* [Task requirements]: Transcribe the records that follow exactly. Skip the pictures.

* [Provided data]:

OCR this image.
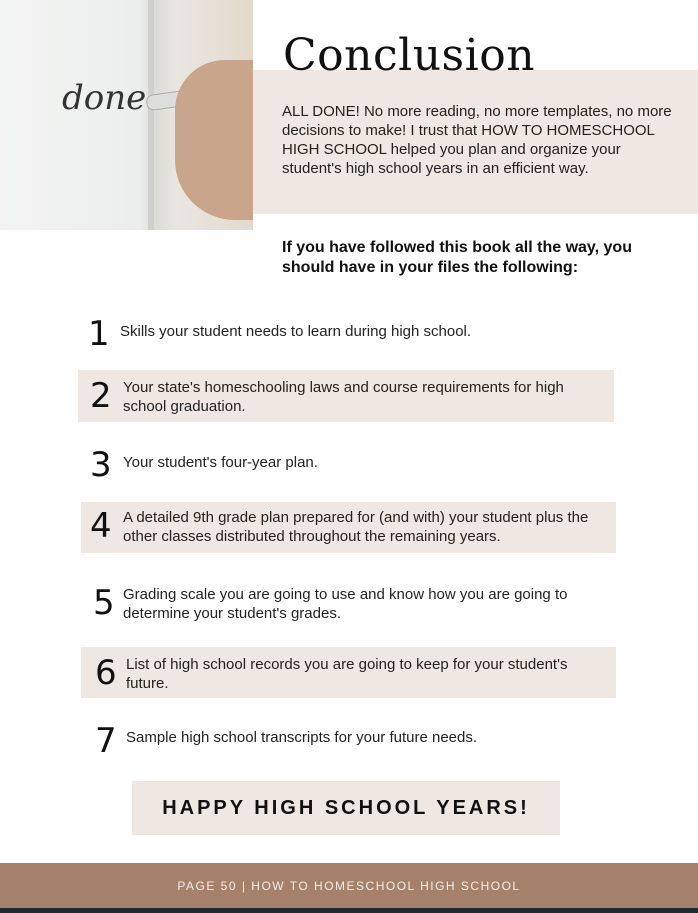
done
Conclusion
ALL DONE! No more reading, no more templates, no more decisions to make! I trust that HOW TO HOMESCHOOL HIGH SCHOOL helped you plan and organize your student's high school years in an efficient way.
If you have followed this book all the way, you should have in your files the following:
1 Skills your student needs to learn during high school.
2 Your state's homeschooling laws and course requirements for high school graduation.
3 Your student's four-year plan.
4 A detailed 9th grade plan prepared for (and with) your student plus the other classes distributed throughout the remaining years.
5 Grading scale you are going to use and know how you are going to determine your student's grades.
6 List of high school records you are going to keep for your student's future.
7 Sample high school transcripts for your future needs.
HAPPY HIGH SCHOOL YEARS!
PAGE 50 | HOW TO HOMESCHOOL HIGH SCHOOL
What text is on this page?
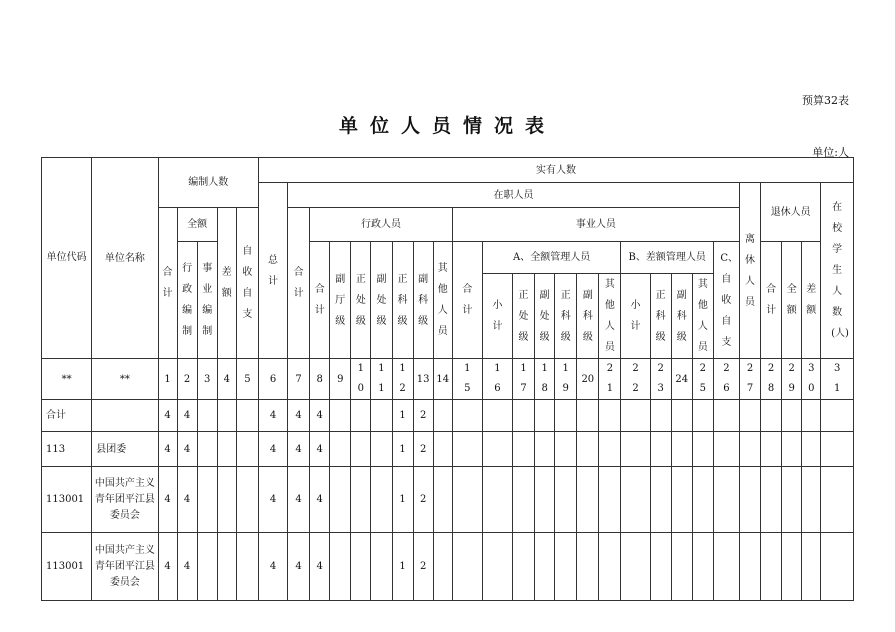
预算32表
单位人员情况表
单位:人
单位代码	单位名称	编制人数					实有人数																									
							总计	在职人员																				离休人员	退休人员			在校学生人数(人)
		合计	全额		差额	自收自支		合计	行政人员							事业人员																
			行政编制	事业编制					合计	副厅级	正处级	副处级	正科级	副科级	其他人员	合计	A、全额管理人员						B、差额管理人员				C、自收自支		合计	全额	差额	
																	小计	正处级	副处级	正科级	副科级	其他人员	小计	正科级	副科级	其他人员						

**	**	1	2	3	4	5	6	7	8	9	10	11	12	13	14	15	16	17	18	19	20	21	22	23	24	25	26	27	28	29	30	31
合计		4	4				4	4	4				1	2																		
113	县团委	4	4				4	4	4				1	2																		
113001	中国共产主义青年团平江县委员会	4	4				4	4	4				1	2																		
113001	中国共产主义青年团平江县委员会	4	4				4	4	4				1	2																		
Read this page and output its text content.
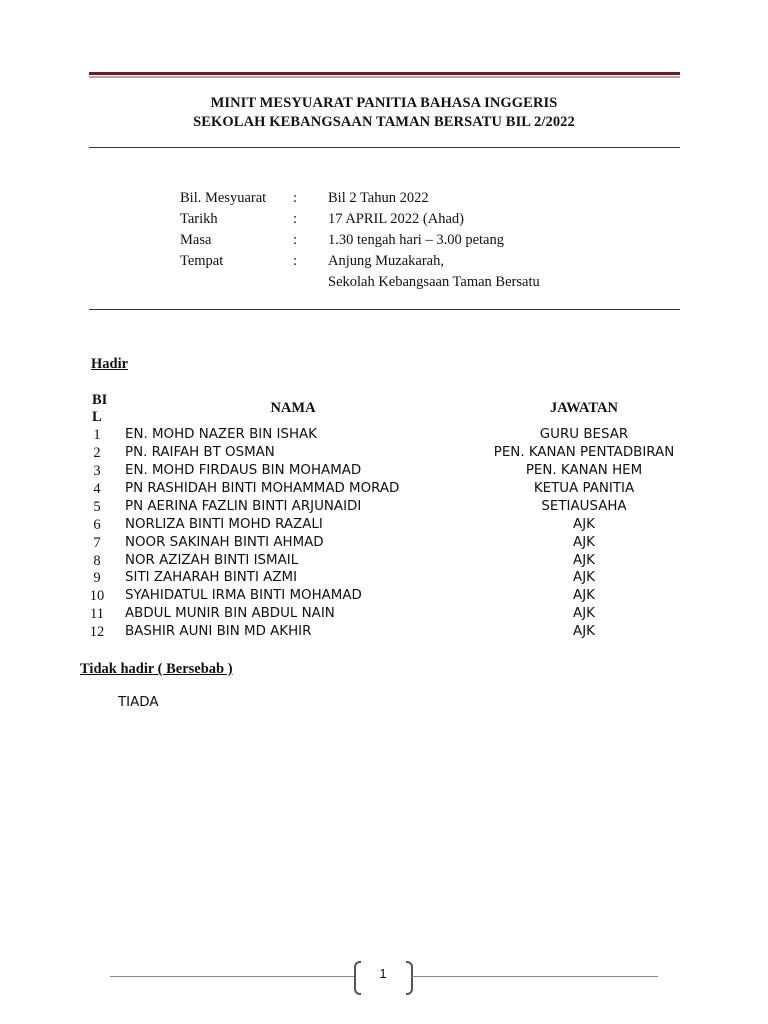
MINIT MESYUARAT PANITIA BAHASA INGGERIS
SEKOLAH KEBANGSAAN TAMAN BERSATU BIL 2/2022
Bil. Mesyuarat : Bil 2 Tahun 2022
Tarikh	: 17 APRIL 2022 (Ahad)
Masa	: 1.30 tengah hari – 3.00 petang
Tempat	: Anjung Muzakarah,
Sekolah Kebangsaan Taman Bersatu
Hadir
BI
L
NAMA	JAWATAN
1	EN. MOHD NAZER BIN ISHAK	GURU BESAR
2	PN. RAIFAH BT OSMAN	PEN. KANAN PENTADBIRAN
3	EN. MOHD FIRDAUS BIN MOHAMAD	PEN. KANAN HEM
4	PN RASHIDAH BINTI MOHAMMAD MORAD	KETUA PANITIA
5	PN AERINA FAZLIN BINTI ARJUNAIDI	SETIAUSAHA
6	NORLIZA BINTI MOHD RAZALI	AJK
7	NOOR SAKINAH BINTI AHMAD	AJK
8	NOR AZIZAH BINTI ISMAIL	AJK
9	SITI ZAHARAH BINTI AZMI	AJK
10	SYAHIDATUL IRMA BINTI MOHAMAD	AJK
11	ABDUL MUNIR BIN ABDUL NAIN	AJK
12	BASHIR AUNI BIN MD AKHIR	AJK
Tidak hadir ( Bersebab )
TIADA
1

* [Correct answer]:
OCR this image.
done
Conclusion
ALL DONE! No more reading, no more templates, no more decisions to make! I trust that HOW TO HOMESCHOOL HIGH SCHOOL helped you plan and organize your student's high school years in an efficient way.
If you have followed this book all the way, you should have in your files the following:
1 Skills your student needs to learn during high school.
2 Your state's homeschooling laws and course requirements for high school graduation.
3 Your student's four-year plan.
4 A detailed 9th grade plan prepared for (and with) your student plus the other classes distributed throughout the remaining years.
5 Grading scale you are going to use and know how you are going to determine your student's grades.
6 List of high school records you are going to keep for your student's future.
7 Sample high school transcripts for your future needs.
HAPPY HIGH SCHOOL YEARS!
PAGE 50 | HOW TO HOMESCHOOL HIGH SCHOOL
What text is on this page?
预算32表
单位人员情况表
单位:人
单位代码	单位名称	编制人数					实有人数																									
							总计	在职人员																				离休人员	退休人员			在校学生人数(人)
		合计	全额		差额	自收自支		合计	行政人员							事业人员																
			行政编制	事业编制					合计	副厅级	正处级	副处级	正科级	副科级	其他人员	合计	A、全额管理人员						B、差额管理人员				C、自收自支		合计	全额	差额	
																	小计	正处级	副处级	正科级	副科级	其他人员	小计	正科级	副科级	其他人员						

**	**	1	2	3	4	5	6	7	8	9	10	11	12	13	14	15	16	17	18	19	20	21	22	23	24	25	26	27	28	29	30	31
合计		4	4				4	4	4				1	2																		
113	县团委	4	4				4	4	4				1	2																		
113001	中国共产主义青年团平江县委员会	4	4				4	4	4				1	2																		
113001	中国共产主义青年团平江县委员会	4	4				4	4	4				1	2																		
Read this page and output its text content.
MINIT MESYUARAT PANITIA BAHASA INGGERIS
SEKOLAH KEBANGSAAN TAMAN BERSATU BIL 2/2022
Bil. Mesyuarat : Bil 2 Tahun 2022
Tarikh	: 17 APRIL 2022 (Ahad)
Masa	: 1.30 tengah hari – 3.00 petang
Tempat	: Anjung Muzakarah,
Sekolah Kebangsaan Taman Bersatu
Hadir
BI
L
NAMA	JAWATAN
1	EN. MOHD NAZER BIN ISHAK	GURU BESAR
2	PN. RAIFAH BT OSMAN	PEN. KANAN PENTADBIRAN
3	EN. MOHD FIRDAUS BIN MOHAMAD	PEN. KANAN HEM
4	PN RASHIDAH BINTI MOHAMMAD MORAD	KETUA PANITIA
5	PN AERINA FAZLIN BINTI ARJUNAIDI	SETIAUSAHA
6	NORLIZA BINTI MOHD RAZALI	AJK
7	NOOR SAKINAH BINTI AHMAD	AJK
8	NOR AZIZAH BINTI ISMAIL	AJK
9	SITI ZAHARAH BINTI AZMI	AJK
10	SYAHIDATUL IRMA BINTI MOHAMAD	AJK
11	ABDUL MUNIR BIN ABDUL NAIN	AJK
12	BASHIR AUNI BIN MD AKHIR	AJK
Tidak hadir ( Bersebab )
TIADA
1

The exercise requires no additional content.